> [Extracted data]

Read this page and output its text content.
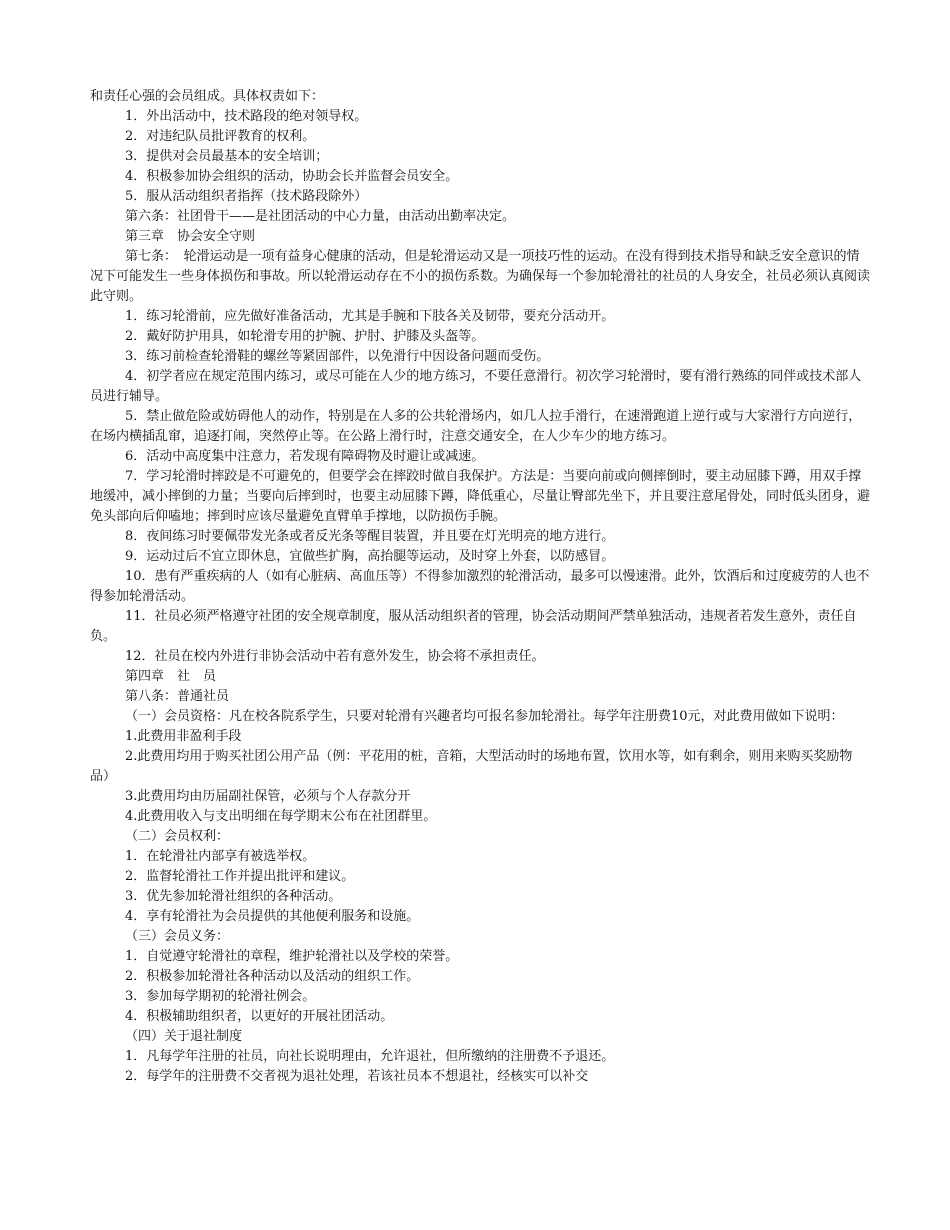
和责任心强的会员组成。具体权责如下：

1．外出活动中，技术路段的绝对领导权。

2．对违纪队员批评教育的权利。

3．提供对会员最基本的安全培训；

4．积极参加协会组织的活动，协助会长并监督会员安全。

5．服从活动组织者指挥（技术路段除外）

第六条：社团骨干——是社团活动的中心力量，由活动出勤率决定。

第三章　协会安全守则

第七条：　轮滑运动是一项有益身心健康的活动，但是轮滑运动又是一项技巧性的运动。在没有得到技术指导和缺乏安全意识的情况下可能发生一些身体损伤和事故。所以轮滑运动存在不小的损伤系数。为确保每一个参加轮滑社的社员的人身安全，社员必须认真阅读此守则。

1．练习轮滑前，应先做好准备活动，尤其是手腕和下肢各关及韧带，要充分活动开。

2．戴好防护用具，如轮滑专用的护腕、护肘、护膝及头盔等。

3．练习前检查轮滑鞋的螺丝等紧固部件，以免滑行中因设备问题而受伤。

4．初学者应在规定范围内练习，或尽可能在人少的地方练习，不要任意滑行。初次学习轮滑时，要有滑行熟练的同伴或技术部人员进行辅导。

5．禁止做危险或妨碍他人的动作，特别是在人多的公共轮滑场内，如几人拉手滑行，在速滑跑道上逆行或与大家滑行方向逆行，在场内横插乱窜，追逐打闹，突然停止等。在公路上滑行时，注意交通安全，在人少车少的地方练习。

6．活动中高度集中注意力，若发现有障碍物及时避让或减速。

7．学习轮滑时摔跤是不可避免的，但要学会在摔跤时做自我保护。方法是：当要向前或向侧摔倒时，要主动屈膝下蹲，用双手撑地缓冲，减小摔倒的力量；当要向后摔到时，也要主动屈膝下蹲，降低重心，尽量让臀部先坐下，并且要注意尾骨处，同时低头团身，避免头部向后仰嗑地；摔到时应该尽量避免直臂单手撑地，以防损伤手腕。

8．夜间练习时要佩带发光条或者反光条等醒目装置，并且要在灯光明亮的地方进行。

9．运动过后不宜立即休息，宜做些扩胸，高抬腿等运动，及时穿上外套，以防感冒。

10．患有严重疾病的人（如有心脏病、高血压等）不得参加激烈的轮滑活动，最多可以慢速滑。此外，饮酒后和过度疲劳的人也不得参加轮滑活动。

11．社员必须严格遵守社团的安全规章制度，服从活动组织者的管理，协会活动期间严禁单独活动，违规者若发生意外，责任自负。

12．社员在校内外进行非协会活动中若有意外发生，协会将不承担责任。

第四章　社　员

第八条：普通社员

（一）会员资格：凡在校各院系学生，只要对轮滑有兴趣者均可报名参加轮滑社。每学年注册费10元，对此费用做如下说明：

1.此费用非盈利手段

2.此费用均用于购买社团公用产品（例：平花用的桩，音箱，大型活动时的场地布置，饮用水等，如有剩余，则用来购买奖励物品）

3.此费用均由历届副社保管，必须与个人存款分开

4.此费用收入与支出明细在每学期末公布在社团群里。

（二）会员权利：

1．在轮滑社内部享有被选举权。

2．监督轮滑社工作并提出批评和建议。

3．优先参加轮滑社组织的各种活动。

4．享有轮滑社为会员提供的其他便利服务和设施。

（三）会员义务：

1．自觉遵守轮滑社的章程，维护轮滑社以及学校的荣誉。

2．积极参加轮滑社各种活动以及活动的组织工作。

3．参加每学期初的轮滑社例会。

4．积极辅助组织者，以更好的开展社团活动。

（四）关于退社制度

1．凡每学年注册的社员，向社长说明理由，允许退社，但所缴纳的注册费不予退还。

2．每学年的注册费不交者视为退社处理，若该社员本不想退社，经核实可以补交
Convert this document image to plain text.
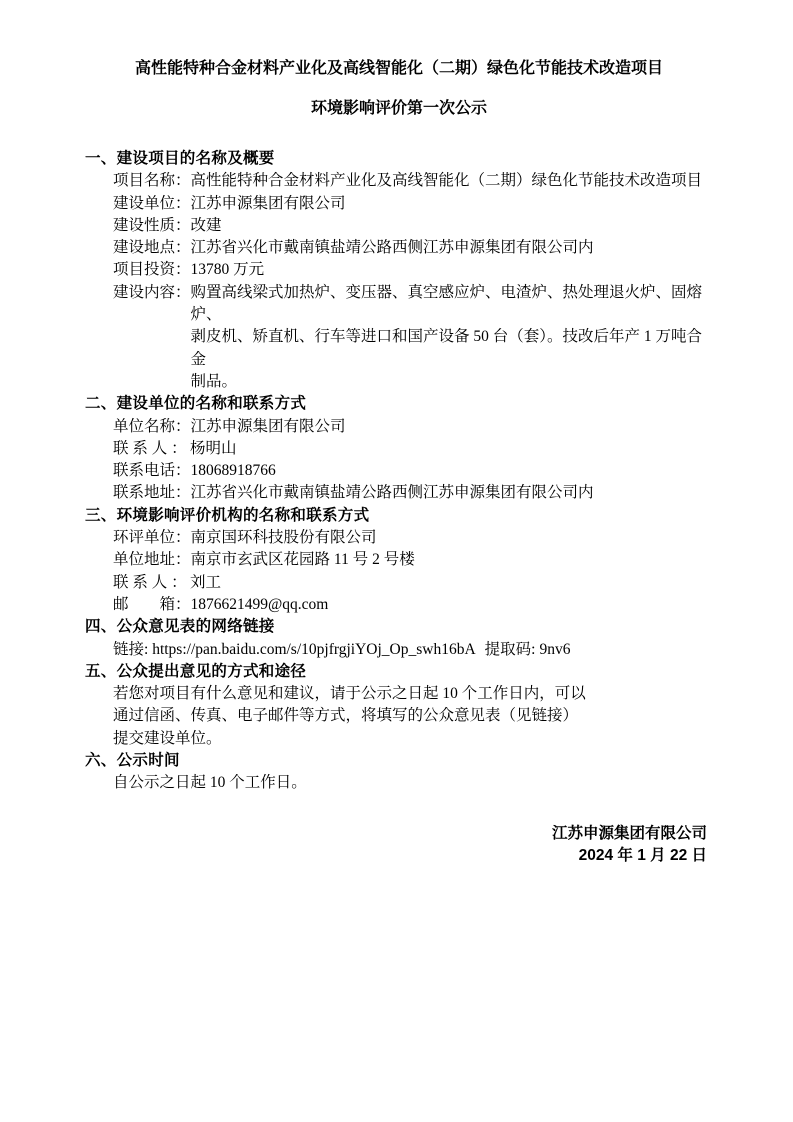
高性能特种合金材料产业化及高线智能化（二期）绿色化节能技术改造项目
环境影响评价第一次公示
一、建设项目的名称及概要
项目名称： 高性能特种合金材料产业化及高线智能化（二期）绿色化节能技术改造项目
建设单位： 江苏申源集团有限公司
建设性质： 改建
建设地点： 江苏省兴化市戴南镇盐靖公路西侧江苏申源集团有限公司内
项目投资： 13780 万元
建设内容： 购置高线梁式加热炉、变压器、真空感应炉、电渣炉、热处理退火炉、固熔炉、
剥皮机、矫直机、行车等进口和国产设备 50 台（套）。技改后年产 1 万吨合金
制品。
二、建设单位的名称和联系方式
单位名称： 江苏申源集团有限公司
联 系 人 ： 杨明山
联系电话： 18068918766
联系地址： 江苏省兴化市戴南镇盐靖公路西侧江苏申源集团有限公司内
三、环境影响评价机构的名称和联系方式
环评单位： 南京国环科技股份有限公司
单位地址： 南京市玄武区花园路 11 号 2 号楼
联 系 人 ： 刘工
邮　　箱： 1876621499@qq.com
四、公众意见表的网络链接
链接: https://pan.baidu.com/s/10pjfrgjiYOj_Op_swh16bA 提取码: 9nv6
五、公众提出意见的方式和途径
若您对项目有什么意见和建议，请于公示之日起 10 个工作日内，可以
通过信函、传真、电子邮件等方式，将填写的公众意见表（见链接）
提交建设单位。
六、公示时间
自公示之日起 10 个工作日。
江苏申源集团有限公司
2024 年 1 月 22 日
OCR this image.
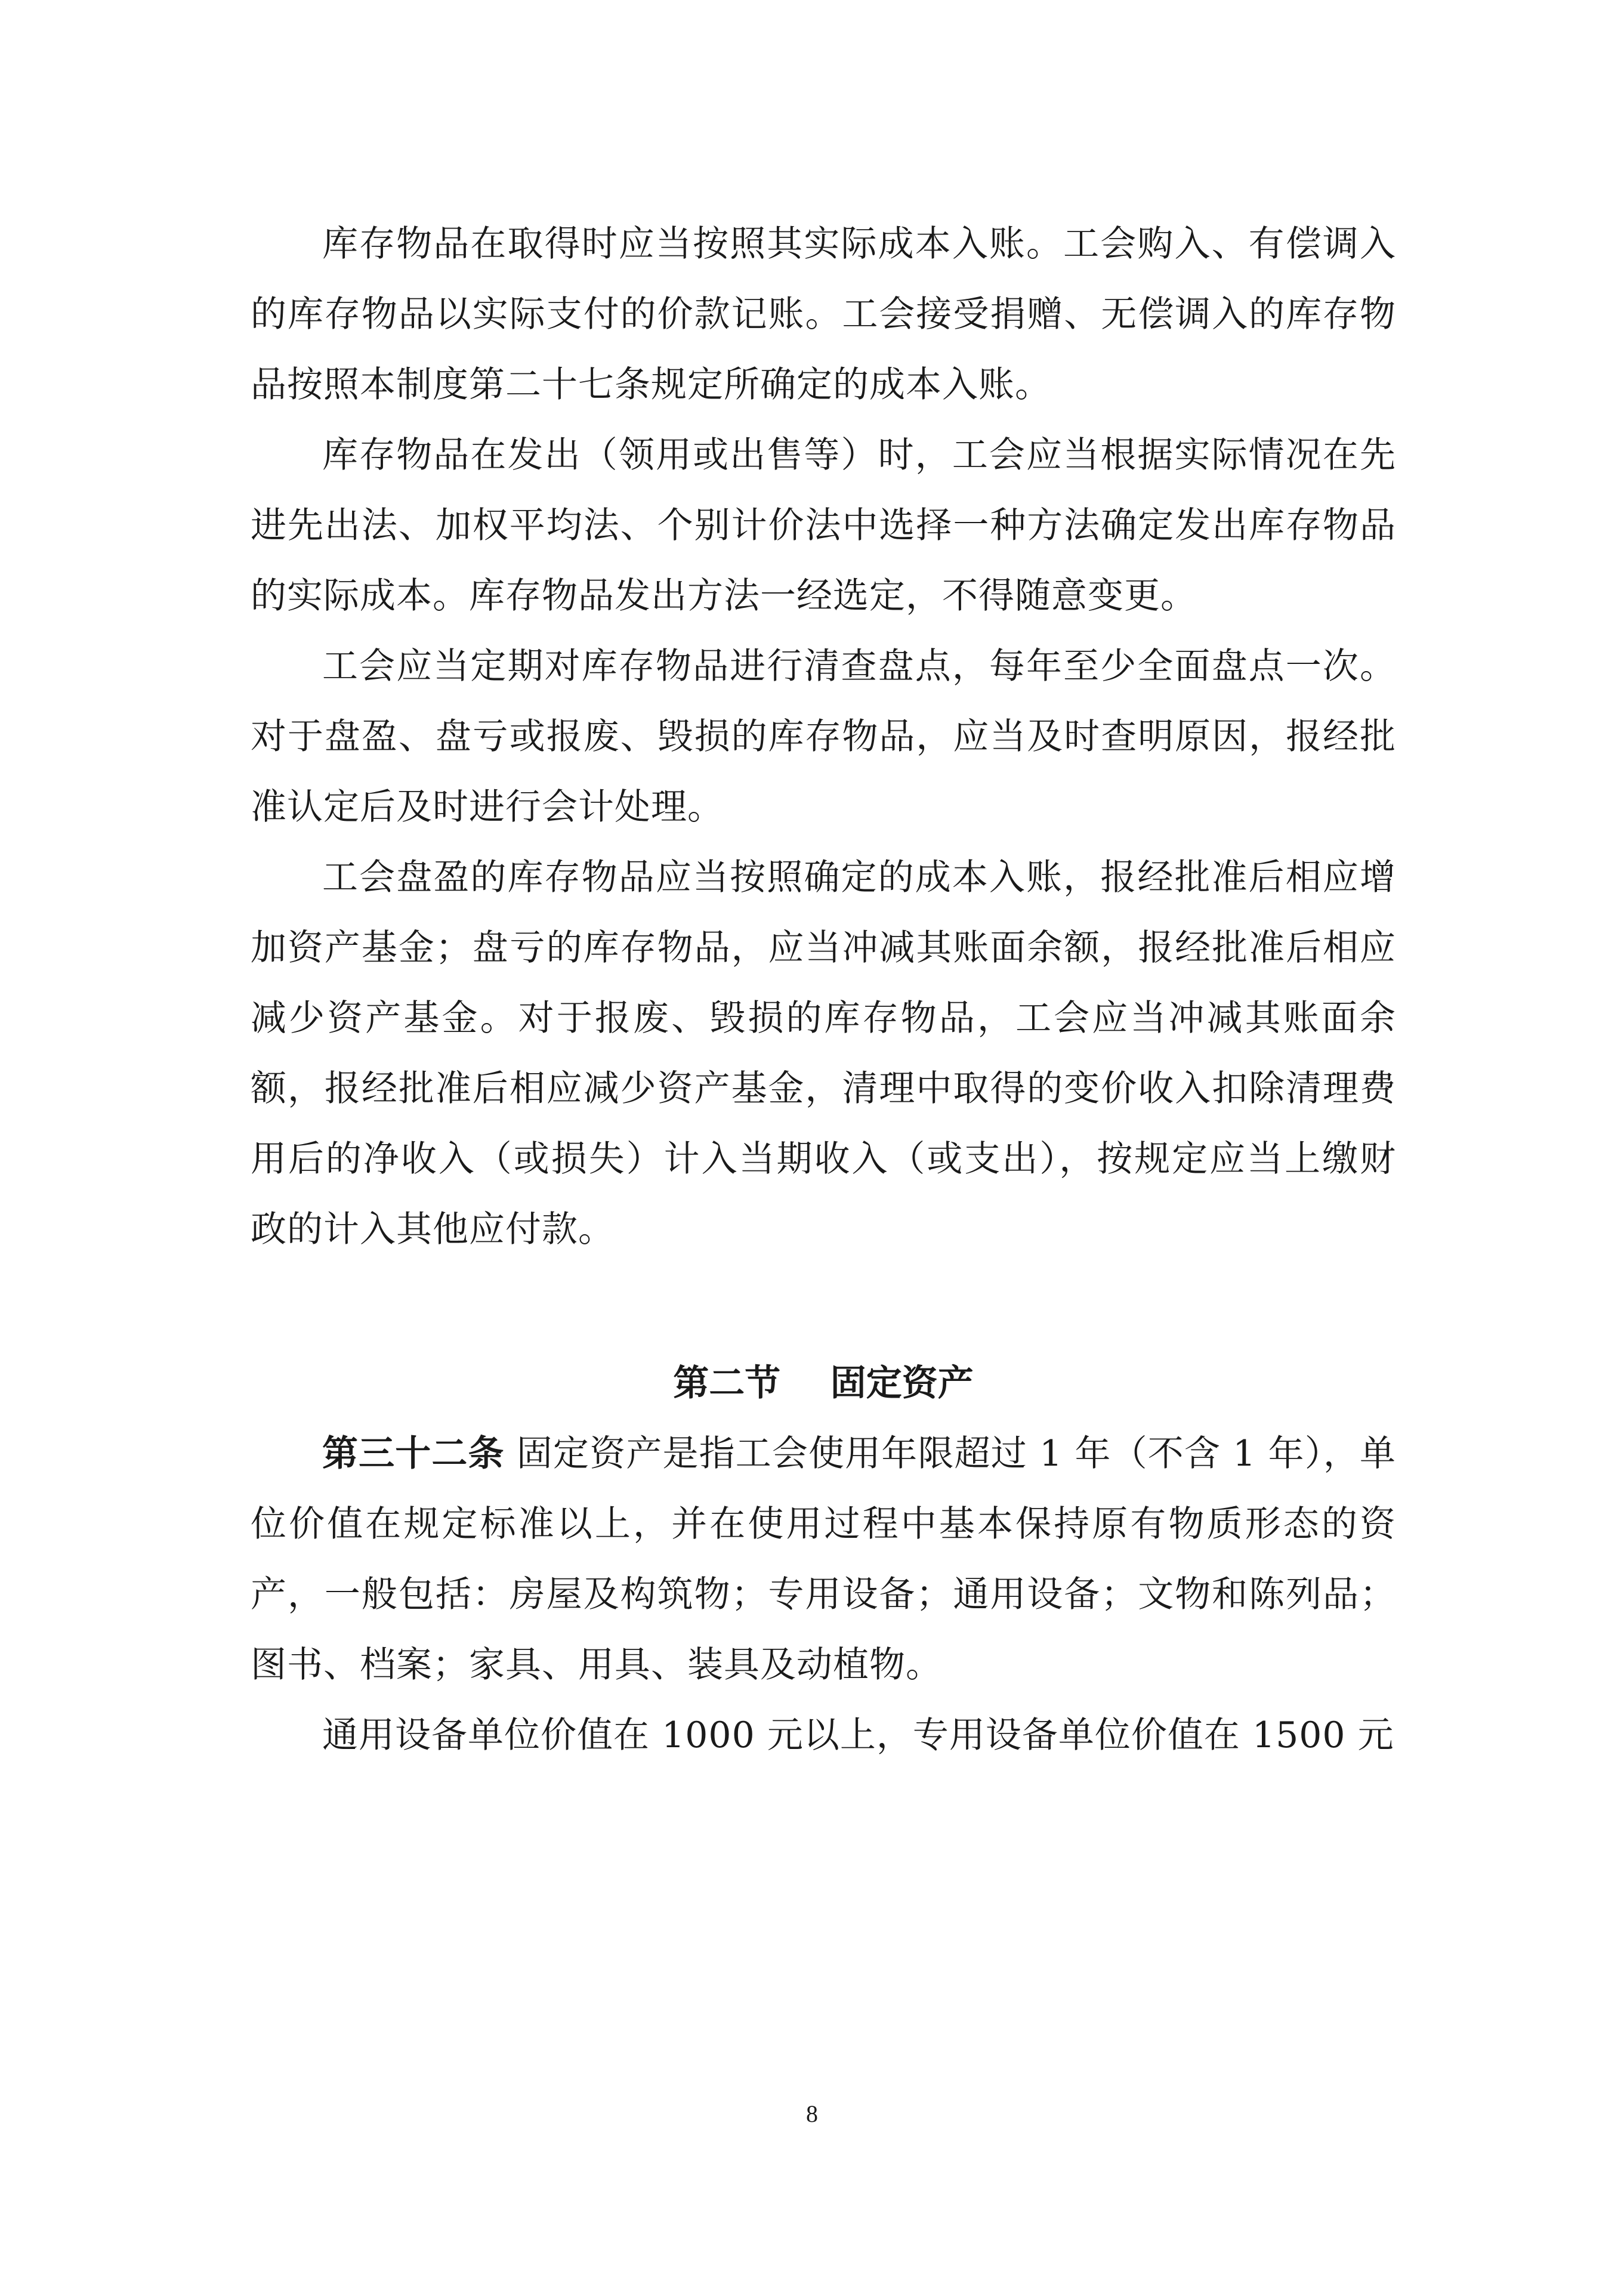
库存物品在取得时应当按照其实际成本入账。工会购入、有偿调入的库存物品以实际支付的价款记账。工会接受捐赠、无偿调入的库存物品按照本制度第二十七条规定所确定的成本入账。

库存物品在发出（领用或出售等）时，工会应当根据实际情况在先进先出法、加权平均法、个别计价法中选择一种方法确定发出库存物品的实际成本。库存物品发出方法一经选定，不得随意变更。

工会应当定期对库存物品进行清查盘点，每年至少全面盘点一次。对于盘盈、盘亏或报废、毁损的库存物品，应当及时查明原因，报经批准认定后及时进行会计处理。

工会盘盈的库存物品应当按照确定的成本入账，报经批准后相应增加资产基金；盘亏的库存物品，应当冲减其账面余额，报经批准后相应减少资产基金。对于报废、毁损的库存物品，工会应当冲减其账面余额，报经批准后相应减少资产基金，清理中取得的变价收入扣除清理费用后的净收入（或损失）计入当期收入（或支出），按规定应当上缴财政的计入其他应付款。

第二节    固定资产

第三十二条 固定资产是指工会使用年限超过 1 年（不含 1 年），单位价值在规定标准以上，并在使用过程中基本保持原有物质形态的资产，一般包括：房屋及构筑物；专用设备；通用设备；文物和陈列品；图书、档案；家具、用具、装具及动植物。

通用设备单位价值在 1000 元以上，专用设备单位价值在 1500 元

8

> [Requirements]
Copy each line of the records that contains the word "绿色化节能技术改造项目".

> [Solved exercise]
高性能特种合金材料产业化及高线智能化（二期）绿色化节能技术改造项目
项目名称： 高性能特种合金材料产业化及高线智能化（二期）绿色化节能技术改造项目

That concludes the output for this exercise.